Information shown:
.....

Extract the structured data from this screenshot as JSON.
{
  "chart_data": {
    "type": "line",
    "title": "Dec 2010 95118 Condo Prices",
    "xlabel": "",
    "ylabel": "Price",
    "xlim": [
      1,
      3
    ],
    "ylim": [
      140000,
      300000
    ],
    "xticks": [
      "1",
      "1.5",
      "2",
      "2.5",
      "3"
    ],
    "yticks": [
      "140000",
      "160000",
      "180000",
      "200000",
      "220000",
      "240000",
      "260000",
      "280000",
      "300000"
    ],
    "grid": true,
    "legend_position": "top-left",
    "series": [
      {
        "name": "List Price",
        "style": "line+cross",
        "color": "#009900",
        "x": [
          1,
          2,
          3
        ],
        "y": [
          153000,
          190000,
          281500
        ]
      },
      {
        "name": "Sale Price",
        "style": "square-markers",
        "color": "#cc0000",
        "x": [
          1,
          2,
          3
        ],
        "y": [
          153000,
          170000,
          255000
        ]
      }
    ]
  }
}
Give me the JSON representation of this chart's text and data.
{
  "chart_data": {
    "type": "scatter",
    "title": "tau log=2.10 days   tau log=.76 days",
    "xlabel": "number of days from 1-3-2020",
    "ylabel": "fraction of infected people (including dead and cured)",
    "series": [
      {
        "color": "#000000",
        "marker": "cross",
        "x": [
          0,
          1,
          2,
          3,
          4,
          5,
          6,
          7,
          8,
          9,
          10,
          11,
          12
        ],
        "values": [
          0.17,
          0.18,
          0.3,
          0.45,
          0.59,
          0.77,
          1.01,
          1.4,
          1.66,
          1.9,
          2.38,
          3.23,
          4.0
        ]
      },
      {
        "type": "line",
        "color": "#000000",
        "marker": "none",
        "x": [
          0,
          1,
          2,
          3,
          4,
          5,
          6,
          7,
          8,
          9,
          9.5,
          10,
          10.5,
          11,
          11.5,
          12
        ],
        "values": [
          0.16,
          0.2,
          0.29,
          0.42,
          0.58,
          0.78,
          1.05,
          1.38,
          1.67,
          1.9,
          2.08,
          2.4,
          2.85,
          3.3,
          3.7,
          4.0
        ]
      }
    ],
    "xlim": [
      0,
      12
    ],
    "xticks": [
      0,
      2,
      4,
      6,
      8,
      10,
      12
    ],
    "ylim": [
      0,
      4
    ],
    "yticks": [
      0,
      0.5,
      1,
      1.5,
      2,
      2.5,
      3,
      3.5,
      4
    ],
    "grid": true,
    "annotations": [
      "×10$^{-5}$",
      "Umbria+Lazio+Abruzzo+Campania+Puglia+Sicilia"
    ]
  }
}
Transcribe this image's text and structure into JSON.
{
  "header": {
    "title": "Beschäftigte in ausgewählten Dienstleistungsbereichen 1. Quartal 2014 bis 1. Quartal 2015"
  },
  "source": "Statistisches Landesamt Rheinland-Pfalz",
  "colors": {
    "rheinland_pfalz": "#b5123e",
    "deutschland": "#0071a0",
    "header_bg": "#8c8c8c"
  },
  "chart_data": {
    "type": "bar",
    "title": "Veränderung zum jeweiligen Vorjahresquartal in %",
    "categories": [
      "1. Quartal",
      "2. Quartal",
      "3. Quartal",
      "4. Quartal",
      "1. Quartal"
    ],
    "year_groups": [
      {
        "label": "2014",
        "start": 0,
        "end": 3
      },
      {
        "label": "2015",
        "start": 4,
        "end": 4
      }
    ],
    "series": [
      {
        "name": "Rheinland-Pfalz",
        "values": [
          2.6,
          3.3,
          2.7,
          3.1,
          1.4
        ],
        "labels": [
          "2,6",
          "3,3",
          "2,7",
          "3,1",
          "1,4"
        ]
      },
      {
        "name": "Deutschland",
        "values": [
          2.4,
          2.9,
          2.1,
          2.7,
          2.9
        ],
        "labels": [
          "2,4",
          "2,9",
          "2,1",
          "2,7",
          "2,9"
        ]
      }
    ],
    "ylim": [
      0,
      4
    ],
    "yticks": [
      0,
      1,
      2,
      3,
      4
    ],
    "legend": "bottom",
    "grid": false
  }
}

.....

Work required:
Find each line holding the string "JSON" and copy it out.

Result for this exercise:
Extract the structured data from this screenshot as JSON.
Give me the JSON representation of this chart's text and data.
Transcribe this image's text and structure into JSON.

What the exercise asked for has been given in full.